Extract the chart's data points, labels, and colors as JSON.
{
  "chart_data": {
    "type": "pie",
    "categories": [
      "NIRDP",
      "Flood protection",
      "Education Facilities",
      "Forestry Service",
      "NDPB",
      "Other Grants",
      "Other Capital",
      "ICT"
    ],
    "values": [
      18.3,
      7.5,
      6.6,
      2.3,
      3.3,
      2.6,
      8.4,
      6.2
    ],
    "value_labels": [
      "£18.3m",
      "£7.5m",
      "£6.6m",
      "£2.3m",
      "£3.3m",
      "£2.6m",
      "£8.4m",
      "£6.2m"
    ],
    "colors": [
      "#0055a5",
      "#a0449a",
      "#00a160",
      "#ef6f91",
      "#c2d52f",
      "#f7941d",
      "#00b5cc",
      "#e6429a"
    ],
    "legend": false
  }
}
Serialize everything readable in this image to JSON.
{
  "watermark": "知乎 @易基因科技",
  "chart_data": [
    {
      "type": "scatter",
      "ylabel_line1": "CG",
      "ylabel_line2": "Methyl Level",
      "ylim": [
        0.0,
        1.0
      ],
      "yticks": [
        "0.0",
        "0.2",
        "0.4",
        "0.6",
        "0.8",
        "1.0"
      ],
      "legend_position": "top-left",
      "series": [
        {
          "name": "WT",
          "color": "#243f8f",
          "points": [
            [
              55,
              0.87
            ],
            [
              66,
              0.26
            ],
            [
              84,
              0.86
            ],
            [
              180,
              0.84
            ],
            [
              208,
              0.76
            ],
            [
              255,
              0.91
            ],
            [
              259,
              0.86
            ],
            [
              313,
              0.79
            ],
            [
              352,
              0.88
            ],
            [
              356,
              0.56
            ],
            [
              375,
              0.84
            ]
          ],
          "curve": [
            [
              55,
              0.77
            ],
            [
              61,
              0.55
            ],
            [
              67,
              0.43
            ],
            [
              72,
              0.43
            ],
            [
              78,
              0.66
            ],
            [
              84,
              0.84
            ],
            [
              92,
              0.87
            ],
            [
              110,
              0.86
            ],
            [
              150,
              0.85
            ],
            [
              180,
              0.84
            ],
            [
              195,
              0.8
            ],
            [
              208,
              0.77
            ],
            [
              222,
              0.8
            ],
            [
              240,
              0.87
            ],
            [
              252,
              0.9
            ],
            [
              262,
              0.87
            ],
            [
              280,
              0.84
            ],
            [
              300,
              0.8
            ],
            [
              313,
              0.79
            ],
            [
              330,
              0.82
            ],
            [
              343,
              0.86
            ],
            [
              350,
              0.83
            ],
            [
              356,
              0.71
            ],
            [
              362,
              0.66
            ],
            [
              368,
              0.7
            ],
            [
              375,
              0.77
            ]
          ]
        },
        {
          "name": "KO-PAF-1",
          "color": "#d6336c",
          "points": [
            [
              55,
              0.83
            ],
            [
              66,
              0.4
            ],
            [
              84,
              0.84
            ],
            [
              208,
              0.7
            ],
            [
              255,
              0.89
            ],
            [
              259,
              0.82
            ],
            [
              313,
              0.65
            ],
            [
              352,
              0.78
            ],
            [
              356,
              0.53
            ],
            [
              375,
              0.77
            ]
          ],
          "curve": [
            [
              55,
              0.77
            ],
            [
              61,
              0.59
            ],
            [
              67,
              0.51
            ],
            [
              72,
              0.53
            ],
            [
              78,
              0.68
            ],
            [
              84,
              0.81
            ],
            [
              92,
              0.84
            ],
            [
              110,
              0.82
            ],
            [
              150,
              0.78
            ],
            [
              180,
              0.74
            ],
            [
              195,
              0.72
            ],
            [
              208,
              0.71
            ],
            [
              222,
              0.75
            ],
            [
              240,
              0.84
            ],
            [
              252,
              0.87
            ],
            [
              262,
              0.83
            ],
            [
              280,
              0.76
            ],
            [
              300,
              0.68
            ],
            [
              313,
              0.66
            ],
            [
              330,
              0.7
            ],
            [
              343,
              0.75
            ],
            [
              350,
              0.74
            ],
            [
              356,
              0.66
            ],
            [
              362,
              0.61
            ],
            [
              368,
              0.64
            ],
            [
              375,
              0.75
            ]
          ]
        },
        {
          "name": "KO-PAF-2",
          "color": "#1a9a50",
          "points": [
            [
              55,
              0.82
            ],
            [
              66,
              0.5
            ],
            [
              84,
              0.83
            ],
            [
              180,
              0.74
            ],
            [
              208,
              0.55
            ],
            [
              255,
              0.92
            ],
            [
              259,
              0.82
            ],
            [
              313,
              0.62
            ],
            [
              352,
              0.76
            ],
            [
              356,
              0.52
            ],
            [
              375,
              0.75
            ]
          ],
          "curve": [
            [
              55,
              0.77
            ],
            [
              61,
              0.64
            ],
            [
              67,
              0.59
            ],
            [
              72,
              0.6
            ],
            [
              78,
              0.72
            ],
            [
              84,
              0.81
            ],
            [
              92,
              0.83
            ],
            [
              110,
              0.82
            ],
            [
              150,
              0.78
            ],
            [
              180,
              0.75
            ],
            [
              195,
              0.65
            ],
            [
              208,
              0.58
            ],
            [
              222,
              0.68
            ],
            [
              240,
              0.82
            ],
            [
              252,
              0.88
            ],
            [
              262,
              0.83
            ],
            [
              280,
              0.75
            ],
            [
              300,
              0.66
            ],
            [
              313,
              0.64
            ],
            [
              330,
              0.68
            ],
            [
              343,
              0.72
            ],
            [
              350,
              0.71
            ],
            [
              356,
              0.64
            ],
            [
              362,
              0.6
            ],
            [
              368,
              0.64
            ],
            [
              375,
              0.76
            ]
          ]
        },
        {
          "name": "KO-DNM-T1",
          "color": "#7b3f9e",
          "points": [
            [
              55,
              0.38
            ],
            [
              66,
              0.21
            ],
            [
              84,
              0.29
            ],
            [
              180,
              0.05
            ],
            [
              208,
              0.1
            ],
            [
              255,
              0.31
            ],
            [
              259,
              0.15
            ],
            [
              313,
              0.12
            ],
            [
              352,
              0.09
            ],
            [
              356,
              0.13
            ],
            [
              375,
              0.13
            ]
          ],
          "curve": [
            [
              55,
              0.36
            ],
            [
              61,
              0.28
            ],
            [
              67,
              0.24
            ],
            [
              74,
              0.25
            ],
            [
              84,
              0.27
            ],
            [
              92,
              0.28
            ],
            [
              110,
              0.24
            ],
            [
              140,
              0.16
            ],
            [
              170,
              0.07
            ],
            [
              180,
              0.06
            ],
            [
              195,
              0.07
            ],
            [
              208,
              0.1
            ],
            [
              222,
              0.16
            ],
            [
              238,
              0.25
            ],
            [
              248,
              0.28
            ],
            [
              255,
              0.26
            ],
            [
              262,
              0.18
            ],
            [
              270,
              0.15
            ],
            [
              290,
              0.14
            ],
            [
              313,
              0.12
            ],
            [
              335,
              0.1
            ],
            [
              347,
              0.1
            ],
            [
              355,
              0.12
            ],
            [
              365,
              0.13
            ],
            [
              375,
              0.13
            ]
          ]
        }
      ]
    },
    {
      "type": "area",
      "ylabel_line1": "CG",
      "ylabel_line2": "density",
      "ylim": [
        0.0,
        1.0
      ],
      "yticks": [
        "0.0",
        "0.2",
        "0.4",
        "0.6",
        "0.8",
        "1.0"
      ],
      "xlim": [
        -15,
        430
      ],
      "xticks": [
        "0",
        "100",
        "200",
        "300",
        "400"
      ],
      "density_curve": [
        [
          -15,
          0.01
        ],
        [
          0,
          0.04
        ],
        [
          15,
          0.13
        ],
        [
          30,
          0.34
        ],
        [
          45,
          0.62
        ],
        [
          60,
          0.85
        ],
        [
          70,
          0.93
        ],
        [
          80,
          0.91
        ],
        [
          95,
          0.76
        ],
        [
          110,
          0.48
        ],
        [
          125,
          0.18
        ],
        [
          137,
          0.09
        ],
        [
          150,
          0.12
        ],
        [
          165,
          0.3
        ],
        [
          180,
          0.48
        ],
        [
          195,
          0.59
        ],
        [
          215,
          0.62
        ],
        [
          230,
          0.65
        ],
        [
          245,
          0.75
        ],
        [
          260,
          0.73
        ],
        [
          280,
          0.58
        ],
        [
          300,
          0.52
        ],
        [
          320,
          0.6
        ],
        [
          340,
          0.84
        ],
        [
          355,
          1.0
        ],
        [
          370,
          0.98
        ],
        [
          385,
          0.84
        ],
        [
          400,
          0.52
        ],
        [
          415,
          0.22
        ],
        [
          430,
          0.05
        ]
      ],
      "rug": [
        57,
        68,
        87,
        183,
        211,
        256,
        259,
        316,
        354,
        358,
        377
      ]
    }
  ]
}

-.-.-

# Task brief
Pick out the lines containing the word "name" and show them.

# Response to the exercise
          "name": "WT",
          "name": "KO-PAF-1",
          "name": "KO-PAF-2",
          "name": "KO-DNM-T1",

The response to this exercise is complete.